** Goal of the exercise **
Your task is to extract every entry that follows word for word while excluding the pictures.

-- begin Provided data --

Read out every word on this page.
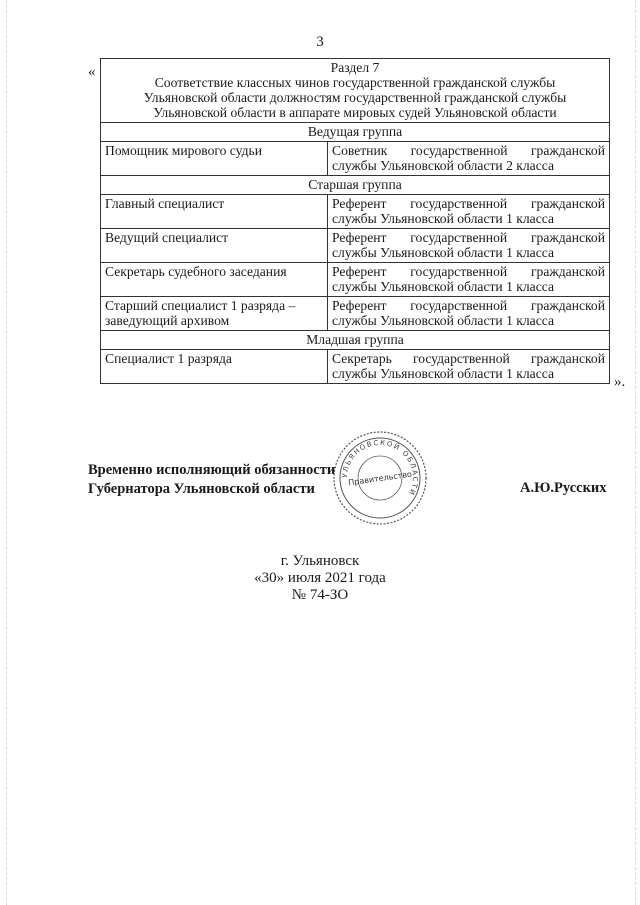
3
«	Раздел 7
Соответствие классных чинов государственной гражданской службы
Ульяновской области должностям государственной гражданской службы
Ульяновской области в аппарате мировых судей Ульяновской области	

Ведущая группа	
Помощник мирового судьи	Советник государственной гражданской службы Ульяновской области 2 класса
Старшая группа	
Главный специалист	Референт государственной гражданской службы Ульяновской области 1 класса
Ведущий специалист	Референт государственной гражданской службы Ульяновской области 1 класса
Секретарь судебного заседания	Референт государственной гражданской службы Ульяновской области 1 класса
Старший специалист 1 разряда – заведующий архивом	Референт государственной гражданской службы Ульяновской области 1 класса
Младшая группа	
Специалист 1 разряда	Секретарь государственной гражданской службы Ульяновской области 1 класса
».
Временно исполняющий обязанности
Губернатора Ульяновской области
УЛЬЯНОВСКОЙ ОБЛАСТИ
Правительство
А.Ю.Русских
г. Ульяновск
«30» июля 2021 года
№ 74-ЗО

-- end Provided data --

** Solution for this problem **
Read out every word on this page.
3
«	Раздел 7
Соответствие классных чинов государственной гражданской службы
Ульяновской области должностям государственной гражданской службы
Ульяновской области в аппарате мировых судей Ульяновской области	

Ведущая группа	
Помощник мирового судьи	Советник государственной гражданской службы Ульяновской области 2 класса
Старшая группа	
Главный специалист	Референт государственной гражданской службы Ульяновской области 1 класса
Ведущий специалист	Референт государственной гражданской службы Ульяновской области 1 класса
Секретарь судебного заседания	Референт государственной гражданской службы Ульяновской области 1 класса
Старший специалист 1 разряда – заведующий архивом	Референт государственной гражданской службы Ульяновской области 1 класса
Младшая группа	
Специалист 1 разряда	Секретарь государственной гражданской службы Ульяновской области 1 класса
».
Временно исполняющий обязанности
Губернатора Ульяновской области
УЛЬЯНОВСКОЙ ОБЛАСТИ
Правительство
А.Ю.Русских
г. Ульяновск
«30» июля 2021 года
№ 74-ЗО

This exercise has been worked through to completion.